## [WHAT IS ASKED]
Reproduce the records below exactly as given.

## [RAW RECORDS]
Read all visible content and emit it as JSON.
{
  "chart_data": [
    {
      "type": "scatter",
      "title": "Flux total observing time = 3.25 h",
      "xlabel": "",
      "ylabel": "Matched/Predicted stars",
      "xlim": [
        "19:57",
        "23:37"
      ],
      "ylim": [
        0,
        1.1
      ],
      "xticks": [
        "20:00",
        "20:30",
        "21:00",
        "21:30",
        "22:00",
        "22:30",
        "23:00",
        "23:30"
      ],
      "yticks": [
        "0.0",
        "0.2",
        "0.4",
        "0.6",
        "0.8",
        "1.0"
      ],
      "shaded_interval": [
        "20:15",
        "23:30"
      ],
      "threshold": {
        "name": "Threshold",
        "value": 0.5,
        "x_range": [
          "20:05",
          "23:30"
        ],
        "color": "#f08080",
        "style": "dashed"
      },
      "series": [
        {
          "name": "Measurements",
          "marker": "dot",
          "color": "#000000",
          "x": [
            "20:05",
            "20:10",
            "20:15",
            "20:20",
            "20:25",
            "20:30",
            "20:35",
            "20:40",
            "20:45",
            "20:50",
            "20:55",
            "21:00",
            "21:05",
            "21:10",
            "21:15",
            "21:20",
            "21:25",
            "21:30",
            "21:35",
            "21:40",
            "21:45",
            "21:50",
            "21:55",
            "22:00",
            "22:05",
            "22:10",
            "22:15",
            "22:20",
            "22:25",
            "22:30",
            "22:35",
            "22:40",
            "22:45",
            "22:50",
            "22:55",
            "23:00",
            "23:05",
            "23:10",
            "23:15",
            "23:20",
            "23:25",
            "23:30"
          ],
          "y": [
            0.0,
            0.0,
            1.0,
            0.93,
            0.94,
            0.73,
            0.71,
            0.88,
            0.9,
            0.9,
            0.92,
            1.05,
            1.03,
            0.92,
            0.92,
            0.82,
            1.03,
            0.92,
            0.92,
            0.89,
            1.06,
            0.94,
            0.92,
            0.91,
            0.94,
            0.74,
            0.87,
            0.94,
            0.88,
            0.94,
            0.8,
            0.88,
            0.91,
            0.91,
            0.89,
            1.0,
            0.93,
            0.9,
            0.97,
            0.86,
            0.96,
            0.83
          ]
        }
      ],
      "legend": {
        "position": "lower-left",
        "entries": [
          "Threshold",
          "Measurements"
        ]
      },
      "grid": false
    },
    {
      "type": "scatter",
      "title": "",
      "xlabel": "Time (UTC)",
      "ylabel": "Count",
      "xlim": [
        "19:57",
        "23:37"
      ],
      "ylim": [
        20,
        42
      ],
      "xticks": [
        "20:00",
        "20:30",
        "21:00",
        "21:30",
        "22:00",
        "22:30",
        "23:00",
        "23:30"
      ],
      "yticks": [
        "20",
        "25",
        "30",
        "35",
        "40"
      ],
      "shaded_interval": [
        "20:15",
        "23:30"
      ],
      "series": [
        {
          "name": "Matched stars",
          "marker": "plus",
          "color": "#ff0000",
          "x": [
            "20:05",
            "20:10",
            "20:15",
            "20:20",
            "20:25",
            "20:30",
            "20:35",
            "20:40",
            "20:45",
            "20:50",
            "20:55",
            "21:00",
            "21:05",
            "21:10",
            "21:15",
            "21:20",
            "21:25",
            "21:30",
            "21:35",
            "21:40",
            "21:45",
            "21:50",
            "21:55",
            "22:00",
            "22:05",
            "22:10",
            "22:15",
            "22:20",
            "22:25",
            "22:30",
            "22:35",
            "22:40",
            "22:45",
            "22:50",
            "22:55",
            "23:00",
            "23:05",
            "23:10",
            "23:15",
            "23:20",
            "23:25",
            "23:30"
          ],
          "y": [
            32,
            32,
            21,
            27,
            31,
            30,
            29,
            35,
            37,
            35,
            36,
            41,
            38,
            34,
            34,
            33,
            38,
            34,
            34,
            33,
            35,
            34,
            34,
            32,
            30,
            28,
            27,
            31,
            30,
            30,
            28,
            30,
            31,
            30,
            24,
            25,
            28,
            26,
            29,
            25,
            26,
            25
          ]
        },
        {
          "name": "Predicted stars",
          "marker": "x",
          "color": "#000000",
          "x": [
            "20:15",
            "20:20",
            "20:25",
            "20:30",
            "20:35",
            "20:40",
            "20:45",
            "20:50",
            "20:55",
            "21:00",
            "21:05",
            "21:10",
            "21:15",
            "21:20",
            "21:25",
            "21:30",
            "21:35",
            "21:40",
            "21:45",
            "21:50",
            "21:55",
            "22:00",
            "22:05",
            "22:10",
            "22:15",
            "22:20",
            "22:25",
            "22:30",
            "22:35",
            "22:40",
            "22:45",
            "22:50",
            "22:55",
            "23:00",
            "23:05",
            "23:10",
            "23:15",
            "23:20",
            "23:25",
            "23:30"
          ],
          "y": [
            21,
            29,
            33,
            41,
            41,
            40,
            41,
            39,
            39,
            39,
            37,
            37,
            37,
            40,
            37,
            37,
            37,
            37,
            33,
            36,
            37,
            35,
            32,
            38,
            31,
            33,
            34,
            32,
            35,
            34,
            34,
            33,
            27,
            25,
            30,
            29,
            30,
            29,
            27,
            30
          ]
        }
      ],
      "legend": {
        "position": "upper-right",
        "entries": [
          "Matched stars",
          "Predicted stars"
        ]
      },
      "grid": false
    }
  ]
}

## [REPLY TO THE TASK]
Read all visible content and emit it as JSON.
{
  "chart_data": [
    {
      "type": "scatter",
      "title": "Flux total observing time = 3.25 h",
      "xlabel": "",
      "ylabel": "Matched/Predicted stars",
      "xlim": [
        "19:57",
        "23:37"
      ],
      "ylim": [
        0,
        1.1
      ],
      "xticks": [
        "20:00",
        "20:30",
        "21:00",
        "21:30",
        "22:00",
        "22:30",
        "23:00",
        "23:30"
      ],
      "yticks": [
        "0.0",
        "0.2",
        "0.4",
        "0.6",
        "0.8",
        "1.0"
      ],
      "shaded_interval": [
        "20:15",
        "23:30"
      ],
      "threshold": {
        "name": "Threshold",
        "value": 0.5,
        "x_range": [
          "20:05",
          "23:30"
        ],
        "color": "#f08080",
        "style": "dashed"
      },
      "series": [
        {
          "name": "Measurements",
          "marker": "dot",
          "color": "#000000",
          "x": [
            "20:05",
            "20:10",
            "20:15",
            "20:20",
            "20:25",
            "20:30",
            "20:35",
            "20:40",
            "20:45",
            "20:50",
            "20:55",
            "21:00",
            "21:05",
            "21:10",
            "21:15",
            "21:20",
            "21:25",
            "21:30",
            "21:35",
            "21:40",
            "21:45",
            "21:50",
            "21:55",
            "22:00",
            "22:05",
            "22:10",
            "22:15",
            "22:20",
            "22:25",
            "22:30",
            "22:35",
            "22:40",
            "22:45",
            "22:50",
            "22:55",
            "23:00",
            "23:05",
            "23:10",
            "23:15",
            "23:20",
            "23:25",
            "23:30"
          ],
          "y": [
            0.0,
            0.0,
            1.0,
            0.93,
            0.94,
            0.73,
            0.71,
            0.88,
            0.9,
            0.9,
            0.92,
            1.05,
            1.03,
            0.92,
            0.92,
            0.82,
            1.03,
            0.92,
            0.92,
            0.89,
            1.06,
            0.94,
            0.92,
            0.91,
            0.94,
            0.74,
            0.87,
            0.94,
            0.88,
            0.94,
            0.8,
            0.88,
            0.91,
            0.91,
            0.89,
            1.0,
            0.93,
            0.9,
            0.97,
            0.86,
            0.96,
            0.83
          ]
        }
      ],
      "legend": {
        "position": "lower-left",
        "entries": [
          "Threshold",
          "Measurements"
        ]
      },
      "grid": false
    },
    {
      "type": "scatter",
      "title": "",
      "xlabel": "Time (UTC)",
      "ylabel": "Count",
      "xlim": [
        "19:57",
        "23:37"
      ],
      "ylim": [
        20,
        42
      ],
      "xticks": [
        "20:00",
        "20:30",
        "21:00",
        "21:30",
        "22:00",
        "22:30",
        "23:00",
        "23:30"
      ],
      "yticks": [
        "20",
        "25",
        "30",
        "35",
        "40"
      ],
      "shaded_interval": [
        "20:15",
        "23:30"
      ],
      "series": [
        {
          "name": "Matched stars",
          "marker": "plus",
          "color": "#ff0000",
          "x": [
            "20:05",
            "20:10",
            "20:15",
            "20:20",
            "20:25",
            "20:30",
            "20:35",
            "20:40",
            "20:45",
            "20:50",
            "20:55",
            "21:00",
            "21:05",
            "21:10",
            "21:15",
            "21:20",
            "21:25",
            "21:30",
            "21:35",
            "21:40",
            "21:45",
            "21:50",
            "21:55",
            "22:00",
            "22:05",
            "22:10",
            "22:15",
            "22:20",
            "22:25",
            "22:30",
            "22:35",
            "22:40",
            "22:45",
            "22:50",
            "22:55",
            "23:00",
            "23:05",
            "23:10",
            "23:15",
            "23:20",
            "23:25",
            "23:30"
          ],
          "y": [
            32,
            32,
            21,
            27,
            31,
            30,
            29,
            35,
            37,
            35,
            36,
            41,
            38,
            34,
            34,
            33,
            38,
            34,
            34,
            33,
            35,
            34,
            34,
            32,
            30,
            28,
            27,
            31,
            30,
            30,
            28,
            30,
            31,
            30,
            24,
            25,
            28,
            26,
            29,
            25,
            26,
            25
          ]
        },
        {
          "name": "Predicted stars",
          "marker": "x",
          "color": "#000000",
          "x": [
            "20:15",
            "20:20",
            "20:25",
            "20:30",
            "20:35",
            "20:40",
            "20:45",
            "20:50",
            "20:55",
            "21:00",
            "21:05",
            "21:10",
            "21:15",
            "21:20",
            "21:25",
            "21:30",
            "21:35",
            "21:40",
            "21:45",
            "21:50",
            "21:55",
            "22:00",
            "22:05",
            "22:10",
            "22:15",
            "22:20",
            "22:25",
            "22:30",
            "22:35",
            "22:40",
            "22:45",
            "22:50",
            "22:55",
            "23:00",
            "23:05",
            "23:10",
            "23:15",
            "23:20",
            "23:25",
            "23:30"
          ],
          "y": [
            21,
            29,
            33,
            41,
            41,
            40,
            41,
            39,
            39,
            39,
            37,
            37,
            37,
            40,
            37,
            37,
            37,
            37,
            33,
            36,
            37,
            35,
            32,
            38,
            31,
            33,
            34,
            32,
            35,
            34,
            34,
            33,
            27,
            25,
            30,
            29,
            30,
            29,
            27,
            30
          ]
        }
      ],
      "legend": {
        "position": "upper-right",
        "entries": [
          "Matched stars",
          "Predicted stars"
        ]
      },
      "grid": false
    }
  ]
}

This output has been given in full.